Examine the material below and count the lines that hold the word "Enviar". Report only the number.

start Dataset records

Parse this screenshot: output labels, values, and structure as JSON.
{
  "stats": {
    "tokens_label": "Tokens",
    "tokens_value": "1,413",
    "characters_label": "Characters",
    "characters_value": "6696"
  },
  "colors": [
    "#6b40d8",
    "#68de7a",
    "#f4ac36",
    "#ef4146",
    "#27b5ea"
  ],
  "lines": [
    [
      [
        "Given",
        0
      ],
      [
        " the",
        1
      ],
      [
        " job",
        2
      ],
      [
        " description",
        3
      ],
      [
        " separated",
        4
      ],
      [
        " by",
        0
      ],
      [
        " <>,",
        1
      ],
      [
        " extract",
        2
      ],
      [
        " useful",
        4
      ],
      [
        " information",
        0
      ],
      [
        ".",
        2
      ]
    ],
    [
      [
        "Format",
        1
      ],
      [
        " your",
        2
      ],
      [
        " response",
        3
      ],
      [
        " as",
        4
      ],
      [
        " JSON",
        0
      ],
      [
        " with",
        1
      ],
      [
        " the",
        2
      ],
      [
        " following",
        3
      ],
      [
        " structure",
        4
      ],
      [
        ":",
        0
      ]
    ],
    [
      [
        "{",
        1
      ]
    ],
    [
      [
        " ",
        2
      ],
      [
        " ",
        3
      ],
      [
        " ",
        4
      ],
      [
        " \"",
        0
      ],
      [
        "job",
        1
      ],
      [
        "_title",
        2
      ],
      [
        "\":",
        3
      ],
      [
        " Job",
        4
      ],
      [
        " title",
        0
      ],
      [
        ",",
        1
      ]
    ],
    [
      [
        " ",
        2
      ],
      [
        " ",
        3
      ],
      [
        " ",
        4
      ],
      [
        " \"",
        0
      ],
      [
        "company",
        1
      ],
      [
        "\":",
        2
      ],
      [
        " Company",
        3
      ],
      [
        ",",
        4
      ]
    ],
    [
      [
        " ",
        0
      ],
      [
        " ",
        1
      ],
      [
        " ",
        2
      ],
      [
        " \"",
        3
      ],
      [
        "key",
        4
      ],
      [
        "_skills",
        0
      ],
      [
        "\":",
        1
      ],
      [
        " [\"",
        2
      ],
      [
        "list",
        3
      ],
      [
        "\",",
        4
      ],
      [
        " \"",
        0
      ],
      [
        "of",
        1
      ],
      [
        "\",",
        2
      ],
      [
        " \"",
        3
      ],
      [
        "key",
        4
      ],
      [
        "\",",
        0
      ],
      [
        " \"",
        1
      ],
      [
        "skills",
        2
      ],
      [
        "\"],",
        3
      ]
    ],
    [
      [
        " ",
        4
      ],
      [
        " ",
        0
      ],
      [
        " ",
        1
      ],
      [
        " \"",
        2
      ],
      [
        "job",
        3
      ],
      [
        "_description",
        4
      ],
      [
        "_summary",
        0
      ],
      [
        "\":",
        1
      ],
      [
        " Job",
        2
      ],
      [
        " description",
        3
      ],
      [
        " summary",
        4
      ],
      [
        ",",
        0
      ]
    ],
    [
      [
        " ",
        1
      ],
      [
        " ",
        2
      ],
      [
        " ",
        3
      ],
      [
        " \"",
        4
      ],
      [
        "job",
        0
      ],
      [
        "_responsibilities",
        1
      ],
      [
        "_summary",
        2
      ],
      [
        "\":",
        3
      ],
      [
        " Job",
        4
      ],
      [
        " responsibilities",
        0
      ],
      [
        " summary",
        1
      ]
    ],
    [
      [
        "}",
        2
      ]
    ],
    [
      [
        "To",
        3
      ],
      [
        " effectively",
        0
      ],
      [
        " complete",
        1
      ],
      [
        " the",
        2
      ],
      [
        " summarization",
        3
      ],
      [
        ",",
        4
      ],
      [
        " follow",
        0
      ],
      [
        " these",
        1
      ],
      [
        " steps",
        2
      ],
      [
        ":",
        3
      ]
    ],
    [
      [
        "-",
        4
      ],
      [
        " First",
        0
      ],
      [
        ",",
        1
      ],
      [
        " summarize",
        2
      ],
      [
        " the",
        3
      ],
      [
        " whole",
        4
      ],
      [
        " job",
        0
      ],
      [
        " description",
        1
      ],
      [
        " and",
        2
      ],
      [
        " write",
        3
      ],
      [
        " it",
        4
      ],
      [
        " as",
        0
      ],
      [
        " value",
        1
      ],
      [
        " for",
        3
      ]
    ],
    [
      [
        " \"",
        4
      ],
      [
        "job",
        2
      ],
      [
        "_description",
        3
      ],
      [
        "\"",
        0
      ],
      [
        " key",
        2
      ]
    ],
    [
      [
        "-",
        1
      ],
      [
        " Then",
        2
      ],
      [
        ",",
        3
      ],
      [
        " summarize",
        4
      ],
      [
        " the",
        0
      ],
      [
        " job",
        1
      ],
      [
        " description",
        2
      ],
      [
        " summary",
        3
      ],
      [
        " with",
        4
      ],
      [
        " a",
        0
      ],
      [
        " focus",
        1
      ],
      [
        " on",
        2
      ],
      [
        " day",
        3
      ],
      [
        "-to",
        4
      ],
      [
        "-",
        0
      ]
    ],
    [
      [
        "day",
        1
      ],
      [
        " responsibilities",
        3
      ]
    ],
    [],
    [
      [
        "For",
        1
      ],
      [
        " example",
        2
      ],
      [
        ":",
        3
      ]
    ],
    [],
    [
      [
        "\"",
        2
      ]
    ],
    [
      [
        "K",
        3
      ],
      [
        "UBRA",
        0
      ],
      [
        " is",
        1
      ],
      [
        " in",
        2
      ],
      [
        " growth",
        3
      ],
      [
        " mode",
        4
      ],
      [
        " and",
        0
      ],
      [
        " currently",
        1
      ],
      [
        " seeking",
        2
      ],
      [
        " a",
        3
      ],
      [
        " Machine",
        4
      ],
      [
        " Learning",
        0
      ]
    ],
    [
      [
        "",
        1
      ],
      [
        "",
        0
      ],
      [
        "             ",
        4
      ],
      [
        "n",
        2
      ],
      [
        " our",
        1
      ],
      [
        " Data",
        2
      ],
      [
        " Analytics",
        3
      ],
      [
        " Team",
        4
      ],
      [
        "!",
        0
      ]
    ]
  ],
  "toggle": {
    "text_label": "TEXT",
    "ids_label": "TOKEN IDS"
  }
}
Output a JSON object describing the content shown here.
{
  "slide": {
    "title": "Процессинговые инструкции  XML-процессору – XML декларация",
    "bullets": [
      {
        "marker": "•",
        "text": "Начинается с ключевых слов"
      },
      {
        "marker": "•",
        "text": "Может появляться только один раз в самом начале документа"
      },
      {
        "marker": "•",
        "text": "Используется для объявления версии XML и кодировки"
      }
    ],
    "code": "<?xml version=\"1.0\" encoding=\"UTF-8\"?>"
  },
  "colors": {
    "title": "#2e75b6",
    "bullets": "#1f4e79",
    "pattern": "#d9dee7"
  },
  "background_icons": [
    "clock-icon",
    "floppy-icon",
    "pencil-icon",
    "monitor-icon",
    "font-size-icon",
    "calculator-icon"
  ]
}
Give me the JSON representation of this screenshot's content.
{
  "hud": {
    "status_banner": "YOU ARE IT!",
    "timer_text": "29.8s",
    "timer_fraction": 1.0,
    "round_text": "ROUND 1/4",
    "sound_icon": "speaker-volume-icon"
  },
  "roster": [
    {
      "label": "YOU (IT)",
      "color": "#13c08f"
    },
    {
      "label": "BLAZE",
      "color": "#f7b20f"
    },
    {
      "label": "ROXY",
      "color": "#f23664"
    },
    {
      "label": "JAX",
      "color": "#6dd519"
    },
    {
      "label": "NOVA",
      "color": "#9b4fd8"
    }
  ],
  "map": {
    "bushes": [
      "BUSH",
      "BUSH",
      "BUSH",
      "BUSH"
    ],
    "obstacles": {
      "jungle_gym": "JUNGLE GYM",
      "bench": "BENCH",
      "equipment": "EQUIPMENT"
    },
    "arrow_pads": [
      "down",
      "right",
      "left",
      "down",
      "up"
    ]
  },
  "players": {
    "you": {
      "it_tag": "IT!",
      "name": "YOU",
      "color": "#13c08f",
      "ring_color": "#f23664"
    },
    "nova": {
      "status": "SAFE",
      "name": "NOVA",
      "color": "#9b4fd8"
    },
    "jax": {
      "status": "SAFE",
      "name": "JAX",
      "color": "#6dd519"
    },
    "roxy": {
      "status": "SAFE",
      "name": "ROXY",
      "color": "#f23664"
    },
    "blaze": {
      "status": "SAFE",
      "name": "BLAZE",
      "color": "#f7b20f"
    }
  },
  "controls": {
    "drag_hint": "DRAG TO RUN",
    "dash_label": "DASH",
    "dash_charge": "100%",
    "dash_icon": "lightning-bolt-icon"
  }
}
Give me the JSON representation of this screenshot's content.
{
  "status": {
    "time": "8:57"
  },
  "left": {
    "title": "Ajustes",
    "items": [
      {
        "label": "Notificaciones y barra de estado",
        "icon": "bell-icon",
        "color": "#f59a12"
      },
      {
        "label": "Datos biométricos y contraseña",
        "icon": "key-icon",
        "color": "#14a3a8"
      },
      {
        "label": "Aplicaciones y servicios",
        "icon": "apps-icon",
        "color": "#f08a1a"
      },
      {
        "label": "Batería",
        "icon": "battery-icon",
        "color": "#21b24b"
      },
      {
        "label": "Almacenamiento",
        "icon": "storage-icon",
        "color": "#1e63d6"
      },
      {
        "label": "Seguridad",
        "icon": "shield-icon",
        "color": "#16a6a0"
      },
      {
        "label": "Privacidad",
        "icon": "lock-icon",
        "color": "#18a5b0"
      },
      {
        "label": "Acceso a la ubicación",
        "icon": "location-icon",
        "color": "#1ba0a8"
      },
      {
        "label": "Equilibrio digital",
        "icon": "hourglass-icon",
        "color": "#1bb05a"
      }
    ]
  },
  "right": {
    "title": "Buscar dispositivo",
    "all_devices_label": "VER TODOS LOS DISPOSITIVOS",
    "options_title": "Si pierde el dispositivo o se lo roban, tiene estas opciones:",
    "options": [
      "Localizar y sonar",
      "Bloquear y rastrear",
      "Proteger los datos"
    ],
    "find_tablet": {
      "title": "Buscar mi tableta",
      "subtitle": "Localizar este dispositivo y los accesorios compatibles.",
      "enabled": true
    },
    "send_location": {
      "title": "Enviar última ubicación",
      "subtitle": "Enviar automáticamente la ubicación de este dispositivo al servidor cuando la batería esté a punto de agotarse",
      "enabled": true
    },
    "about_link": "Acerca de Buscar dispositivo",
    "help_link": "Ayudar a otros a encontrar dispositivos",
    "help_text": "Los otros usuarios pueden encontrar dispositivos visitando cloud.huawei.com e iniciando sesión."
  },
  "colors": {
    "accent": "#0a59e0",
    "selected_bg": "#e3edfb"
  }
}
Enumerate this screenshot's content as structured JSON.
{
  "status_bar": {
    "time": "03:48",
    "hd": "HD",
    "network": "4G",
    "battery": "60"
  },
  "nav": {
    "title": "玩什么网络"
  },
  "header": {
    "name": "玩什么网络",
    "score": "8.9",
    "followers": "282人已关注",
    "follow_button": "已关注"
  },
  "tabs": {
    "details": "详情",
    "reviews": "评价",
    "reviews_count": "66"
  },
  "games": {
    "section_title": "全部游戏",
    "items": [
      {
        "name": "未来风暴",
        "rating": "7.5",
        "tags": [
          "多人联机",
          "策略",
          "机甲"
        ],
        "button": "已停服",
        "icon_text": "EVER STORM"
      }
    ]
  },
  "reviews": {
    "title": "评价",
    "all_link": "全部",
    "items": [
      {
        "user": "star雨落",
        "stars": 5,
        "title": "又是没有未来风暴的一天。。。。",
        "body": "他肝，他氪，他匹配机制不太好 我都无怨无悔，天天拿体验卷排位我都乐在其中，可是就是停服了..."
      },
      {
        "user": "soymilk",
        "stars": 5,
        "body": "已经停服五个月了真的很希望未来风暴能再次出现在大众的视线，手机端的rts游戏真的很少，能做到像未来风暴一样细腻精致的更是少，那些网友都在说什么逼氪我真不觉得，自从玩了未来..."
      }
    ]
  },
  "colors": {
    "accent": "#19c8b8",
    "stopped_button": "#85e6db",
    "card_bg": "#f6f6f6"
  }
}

end Dataset records

**Reply to the exercise:** 2